## Written problem
Give back each entry unchanged, minus pictures.

## Records supplied
■ ■ ■ ■

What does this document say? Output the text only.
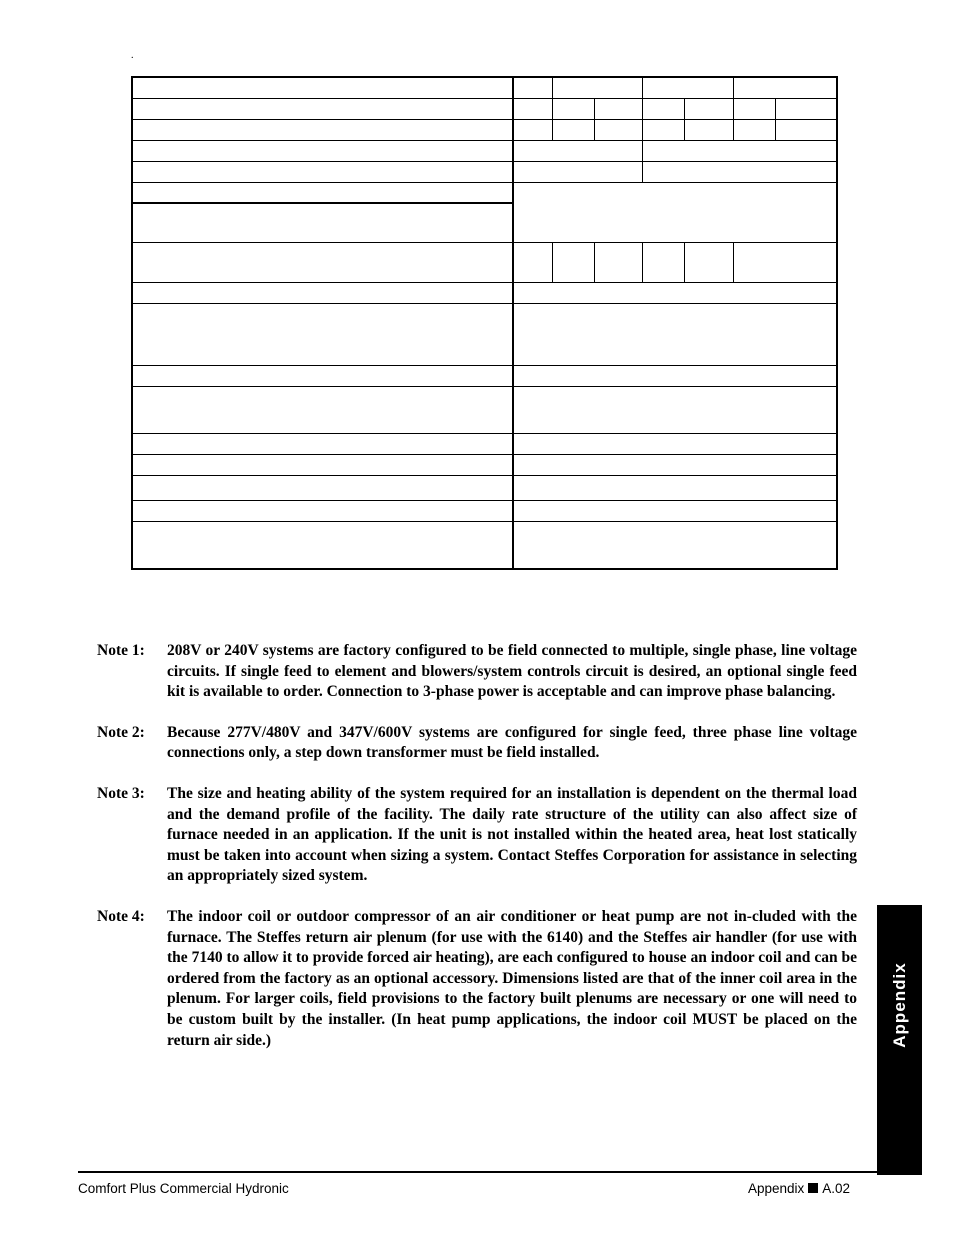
.
Note 1:	208V or 240V systems are factory configured to be field connected to multiple, single phase, line voltage circuits. If single feed to element and blowers/system controls circuit is desired, an optional single feed kit is available to order. Connection to 3-phase power is acceptable and can improve phase balancing.
Note 2:	Because 277V/480V and 347V/600V systems are configured for single feed, three phase line voltage connections only, a step down transformer must be field installed.
Note 3:	The size and heating ability of the system required for an installation is dependent on the thermal load and the demand profile of the facility. The daily rate structure of the utility can also affect size of furnace needed in an application. If the unit is not installed within the heated area, heat lost statically must be taken into account when sizing a system. Contact Steffes Corporation for assistance in selecting an appropriately sized system.
Note 4:	The indoor coil or outdoor compressor of an air conditioner or heat pump are not in-cluded with the furnace. The Steffes return air plenum (for use with the 6140) and the Steffes air handler (for use with the 7140 to allow it to provide forced air heating), are each configured to house an indoor coil and can be ordered from the factory as an optional accessory. Dimensions listed are that of the inner coil area in the plenum. For larger coils, field provisions to the factory built plenums are necessary or one will need to be custom built by the installer. (In heat pump applications, the indoor coil MUST be placed on the return air side.)	Appendix
Comfort Plus Commercial Hydronic	Appendix A.02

■ ■ ■ ■

## Task answer
What does this document say? Output the text only.
.
Note 1:	208V or 240V systems are factory configured to be field connected to multiple, single phase, line voltage circuits. If single feed to element and blowers/system controls circuit is desired, an optional single feed kit is available to order. Connection to 3-phase power is acceptable and can improve phase balancing.
Note 2:	Because 277V/480V and 347V/600V systems are configured for single feed, three phase line voltage connections only, a step down transformer must be field installed.
Note 3:	The size and heating ability of the system required for an installation is dependent on the thermal load and the demand profile of the facility. The daily rate structure of the utility can also affect size of furnace needed in an application. If the unit is not installed within the heated area, heat lost statically must be taken into account when sizing a system. Contact Steffes Corporation for assistance in selecting an appropriately sized system.
Note 4:	The indoor coil or outdoor compressor of an air conditioner or heat pump are not in-cluded with the furnace. The Steffes return air plenum (for use with the 6140) and the Steffes air handler (for use with the 7140 to allow it to provide forced air heating), are each configured to house an indoor coil and can be ordered from the factory as an optional accessory. Dimensions listed are that of the inner coil area in the plenum. For larger coils, field provisions to the factory built plenums are necessary or one will need to be custom built by the installer. (In heat pump applications, the indoor coil MUST be placed on the return air side.)	Appendix
Comfort Plus Commercial Hydronic	Appendix A.02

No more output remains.